» **Written request**
Below is a block of records. Copy every line in it that contains the word "safe".

» **Dataset extract**
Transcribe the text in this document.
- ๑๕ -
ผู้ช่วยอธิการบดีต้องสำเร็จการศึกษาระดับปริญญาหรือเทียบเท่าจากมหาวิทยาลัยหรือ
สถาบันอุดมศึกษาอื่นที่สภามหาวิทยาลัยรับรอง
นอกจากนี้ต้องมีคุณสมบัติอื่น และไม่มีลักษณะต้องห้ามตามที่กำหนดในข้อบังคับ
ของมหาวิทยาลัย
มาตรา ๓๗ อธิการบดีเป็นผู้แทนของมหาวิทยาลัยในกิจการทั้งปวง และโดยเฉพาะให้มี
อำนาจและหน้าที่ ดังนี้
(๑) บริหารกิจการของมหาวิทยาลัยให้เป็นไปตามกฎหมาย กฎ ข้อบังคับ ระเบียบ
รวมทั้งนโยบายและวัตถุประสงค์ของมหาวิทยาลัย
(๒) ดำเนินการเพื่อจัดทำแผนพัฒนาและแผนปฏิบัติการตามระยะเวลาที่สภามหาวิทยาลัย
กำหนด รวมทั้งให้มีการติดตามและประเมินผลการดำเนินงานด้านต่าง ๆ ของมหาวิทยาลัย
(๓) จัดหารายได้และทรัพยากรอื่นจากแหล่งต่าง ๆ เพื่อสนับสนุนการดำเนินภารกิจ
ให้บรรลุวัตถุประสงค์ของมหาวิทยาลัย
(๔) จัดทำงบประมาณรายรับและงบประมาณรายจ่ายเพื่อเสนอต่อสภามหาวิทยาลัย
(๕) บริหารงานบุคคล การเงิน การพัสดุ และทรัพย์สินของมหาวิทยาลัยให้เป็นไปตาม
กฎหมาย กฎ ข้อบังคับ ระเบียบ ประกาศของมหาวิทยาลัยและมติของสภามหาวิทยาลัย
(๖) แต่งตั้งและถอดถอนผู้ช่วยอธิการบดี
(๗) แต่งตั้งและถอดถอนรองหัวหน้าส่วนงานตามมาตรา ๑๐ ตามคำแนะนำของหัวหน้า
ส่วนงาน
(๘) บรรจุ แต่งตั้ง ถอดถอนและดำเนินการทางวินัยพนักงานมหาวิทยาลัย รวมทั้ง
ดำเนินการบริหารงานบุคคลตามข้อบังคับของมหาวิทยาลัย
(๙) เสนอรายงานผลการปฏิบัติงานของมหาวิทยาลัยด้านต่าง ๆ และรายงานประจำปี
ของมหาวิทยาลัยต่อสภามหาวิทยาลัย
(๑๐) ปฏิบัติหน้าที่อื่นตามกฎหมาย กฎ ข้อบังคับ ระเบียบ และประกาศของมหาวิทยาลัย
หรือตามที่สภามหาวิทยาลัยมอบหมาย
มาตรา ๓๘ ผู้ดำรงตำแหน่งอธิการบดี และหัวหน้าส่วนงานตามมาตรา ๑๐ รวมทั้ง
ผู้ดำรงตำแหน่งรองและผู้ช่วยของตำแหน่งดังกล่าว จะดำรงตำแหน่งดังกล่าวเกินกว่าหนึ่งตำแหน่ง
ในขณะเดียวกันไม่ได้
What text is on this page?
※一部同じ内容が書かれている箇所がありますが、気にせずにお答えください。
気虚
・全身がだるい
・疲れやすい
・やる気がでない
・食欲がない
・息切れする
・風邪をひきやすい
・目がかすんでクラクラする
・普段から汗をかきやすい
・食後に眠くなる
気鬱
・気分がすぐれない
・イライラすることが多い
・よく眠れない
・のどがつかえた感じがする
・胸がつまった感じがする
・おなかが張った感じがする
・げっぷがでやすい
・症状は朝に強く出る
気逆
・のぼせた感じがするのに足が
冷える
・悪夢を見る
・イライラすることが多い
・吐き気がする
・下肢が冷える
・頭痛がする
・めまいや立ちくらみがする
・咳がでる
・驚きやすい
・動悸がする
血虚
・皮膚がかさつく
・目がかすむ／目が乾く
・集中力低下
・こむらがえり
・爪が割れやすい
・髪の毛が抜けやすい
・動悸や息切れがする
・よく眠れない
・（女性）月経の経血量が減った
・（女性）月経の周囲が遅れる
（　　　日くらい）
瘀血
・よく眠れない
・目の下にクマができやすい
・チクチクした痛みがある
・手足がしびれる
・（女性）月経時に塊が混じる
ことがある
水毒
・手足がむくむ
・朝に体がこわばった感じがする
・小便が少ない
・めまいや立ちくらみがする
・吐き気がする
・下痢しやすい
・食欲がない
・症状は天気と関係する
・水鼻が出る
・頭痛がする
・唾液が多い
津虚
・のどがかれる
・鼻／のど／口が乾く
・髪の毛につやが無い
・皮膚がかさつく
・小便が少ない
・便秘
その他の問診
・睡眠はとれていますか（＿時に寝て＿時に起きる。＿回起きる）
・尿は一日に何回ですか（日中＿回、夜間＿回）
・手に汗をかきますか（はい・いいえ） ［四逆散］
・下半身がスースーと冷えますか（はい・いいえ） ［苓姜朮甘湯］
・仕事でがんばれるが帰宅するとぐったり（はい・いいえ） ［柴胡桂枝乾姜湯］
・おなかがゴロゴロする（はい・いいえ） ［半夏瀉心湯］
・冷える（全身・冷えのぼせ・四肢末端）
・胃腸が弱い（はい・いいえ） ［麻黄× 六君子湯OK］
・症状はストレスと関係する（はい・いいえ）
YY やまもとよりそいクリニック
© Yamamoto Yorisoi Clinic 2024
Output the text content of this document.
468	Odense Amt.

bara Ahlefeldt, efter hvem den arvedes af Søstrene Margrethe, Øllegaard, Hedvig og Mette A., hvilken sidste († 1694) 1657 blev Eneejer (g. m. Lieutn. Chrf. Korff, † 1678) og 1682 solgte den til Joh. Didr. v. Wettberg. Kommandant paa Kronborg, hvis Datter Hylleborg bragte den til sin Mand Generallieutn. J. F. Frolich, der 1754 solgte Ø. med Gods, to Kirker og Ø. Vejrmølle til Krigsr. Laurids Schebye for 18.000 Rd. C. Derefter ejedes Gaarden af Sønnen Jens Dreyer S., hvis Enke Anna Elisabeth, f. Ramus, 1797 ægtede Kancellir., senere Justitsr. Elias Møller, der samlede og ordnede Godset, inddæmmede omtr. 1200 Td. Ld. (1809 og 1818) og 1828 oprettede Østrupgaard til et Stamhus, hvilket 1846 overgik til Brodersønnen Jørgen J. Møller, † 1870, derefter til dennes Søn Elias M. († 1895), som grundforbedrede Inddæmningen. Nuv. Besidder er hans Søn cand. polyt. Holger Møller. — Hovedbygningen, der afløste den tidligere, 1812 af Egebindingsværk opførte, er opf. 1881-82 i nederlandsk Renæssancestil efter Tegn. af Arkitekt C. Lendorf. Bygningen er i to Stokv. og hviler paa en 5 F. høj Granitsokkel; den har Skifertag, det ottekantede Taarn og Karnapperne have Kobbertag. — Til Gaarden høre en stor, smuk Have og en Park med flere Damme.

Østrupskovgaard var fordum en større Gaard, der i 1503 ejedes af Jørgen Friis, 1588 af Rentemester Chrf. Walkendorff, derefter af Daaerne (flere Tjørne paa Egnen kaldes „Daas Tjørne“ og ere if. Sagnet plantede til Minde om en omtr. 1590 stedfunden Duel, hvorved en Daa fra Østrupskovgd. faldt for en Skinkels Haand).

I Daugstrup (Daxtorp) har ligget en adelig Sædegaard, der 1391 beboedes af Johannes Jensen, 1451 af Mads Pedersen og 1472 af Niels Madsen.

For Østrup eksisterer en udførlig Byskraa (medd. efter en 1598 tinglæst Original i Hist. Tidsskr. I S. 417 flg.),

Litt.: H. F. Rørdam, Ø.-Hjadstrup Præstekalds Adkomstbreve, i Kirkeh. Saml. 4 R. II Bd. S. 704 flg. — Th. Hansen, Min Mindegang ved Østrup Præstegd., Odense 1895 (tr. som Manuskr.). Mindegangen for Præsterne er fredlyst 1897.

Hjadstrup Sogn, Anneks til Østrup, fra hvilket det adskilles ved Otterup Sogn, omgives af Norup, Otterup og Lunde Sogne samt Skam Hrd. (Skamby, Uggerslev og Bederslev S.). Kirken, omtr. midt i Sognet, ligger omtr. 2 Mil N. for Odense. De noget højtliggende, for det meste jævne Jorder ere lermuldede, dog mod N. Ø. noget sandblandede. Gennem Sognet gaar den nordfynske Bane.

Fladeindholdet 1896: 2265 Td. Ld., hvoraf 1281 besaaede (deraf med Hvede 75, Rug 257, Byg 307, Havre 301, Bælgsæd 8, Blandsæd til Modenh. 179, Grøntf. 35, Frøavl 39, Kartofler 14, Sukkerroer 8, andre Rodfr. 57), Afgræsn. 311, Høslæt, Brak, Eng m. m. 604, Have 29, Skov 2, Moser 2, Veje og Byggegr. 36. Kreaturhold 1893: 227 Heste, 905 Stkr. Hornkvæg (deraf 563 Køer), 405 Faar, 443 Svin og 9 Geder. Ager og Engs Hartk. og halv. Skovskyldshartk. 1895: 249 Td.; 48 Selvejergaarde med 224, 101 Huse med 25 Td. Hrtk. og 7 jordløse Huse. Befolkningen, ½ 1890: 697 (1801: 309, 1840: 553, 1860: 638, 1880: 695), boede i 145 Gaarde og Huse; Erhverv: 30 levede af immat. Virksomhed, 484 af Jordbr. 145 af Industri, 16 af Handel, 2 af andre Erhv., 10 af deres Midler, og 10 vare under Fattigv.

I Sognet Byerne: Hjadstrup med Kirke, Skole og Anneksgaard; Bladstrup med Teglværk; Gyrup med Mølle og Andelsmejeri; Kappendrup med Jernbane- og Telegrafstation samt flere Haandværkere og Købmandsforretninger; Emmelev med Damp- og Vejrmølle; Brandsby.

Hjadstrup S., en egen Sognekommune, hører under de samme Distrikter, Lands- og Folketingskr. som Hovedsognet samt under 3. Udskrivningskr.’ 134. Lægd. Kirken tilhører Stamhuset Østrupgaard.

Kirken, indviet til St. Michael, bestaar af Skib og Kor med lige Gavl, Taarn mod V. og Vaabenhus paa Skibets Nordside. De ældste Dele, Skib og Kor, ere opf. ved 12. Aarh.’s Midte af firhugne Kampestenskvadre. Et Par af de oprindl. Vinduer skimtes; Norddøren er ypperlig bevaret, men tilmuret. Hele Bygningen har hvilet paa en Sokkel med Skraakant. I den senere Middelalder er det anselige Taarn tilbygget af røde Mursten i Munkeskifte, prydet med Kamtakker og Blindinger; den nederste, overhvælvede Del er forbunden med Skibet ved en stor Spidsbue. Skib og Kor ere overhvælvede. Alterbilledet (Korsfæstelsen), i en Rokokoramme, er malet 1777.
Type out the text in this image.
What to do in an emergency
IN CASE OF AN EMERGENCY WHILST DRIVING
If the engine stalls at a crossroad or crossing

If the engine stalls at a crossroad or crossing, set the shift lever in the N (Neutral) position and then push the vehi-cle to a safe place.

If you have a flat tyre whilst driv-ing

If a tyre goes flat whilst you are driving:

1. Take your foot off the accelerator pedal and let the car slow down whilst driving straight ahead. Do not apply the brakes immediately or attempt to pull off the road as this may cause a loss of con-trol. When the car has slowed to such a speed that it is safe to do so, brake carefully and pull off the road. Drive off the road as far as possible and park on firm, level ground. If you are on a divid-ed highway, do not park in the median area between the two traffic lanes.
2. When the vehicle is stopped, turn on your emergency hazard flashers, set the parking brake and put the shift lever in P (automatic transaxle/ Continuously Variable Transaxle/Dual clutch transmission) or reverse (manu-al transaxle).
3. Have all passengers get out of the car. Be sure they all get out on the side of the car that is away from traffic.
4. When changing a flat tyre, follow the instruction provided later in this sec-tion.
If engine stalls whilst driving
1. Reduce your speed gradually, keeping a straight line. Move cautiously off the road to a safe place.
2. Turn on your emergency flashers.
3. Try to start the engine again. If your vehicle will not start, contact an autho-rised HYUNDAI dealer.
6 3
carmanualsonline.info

» **Exercise response**
If the engine stalls at a crossroad or crossing, set the shift lever in the N (Neutral) position and then push the vehi-cle to a safe place.
1. Take your foot off the accelerator pedal and let the car slow down whilst driving straight ahead. Do not apply the brakes immediately or attempt to pull off the road as this may cause a loss of con-trol. When the car has slowed to such a speed that it is safe to do so, brake carefully and pull off the road. Drive off the road as far as possible and park on firm, level ground. If you are on a divid-ed highway, do not park in the median area between the two traffic lanes.
1. Reduce your speed gradually, keeping a straight line. Move cautiously off the road to a safe place.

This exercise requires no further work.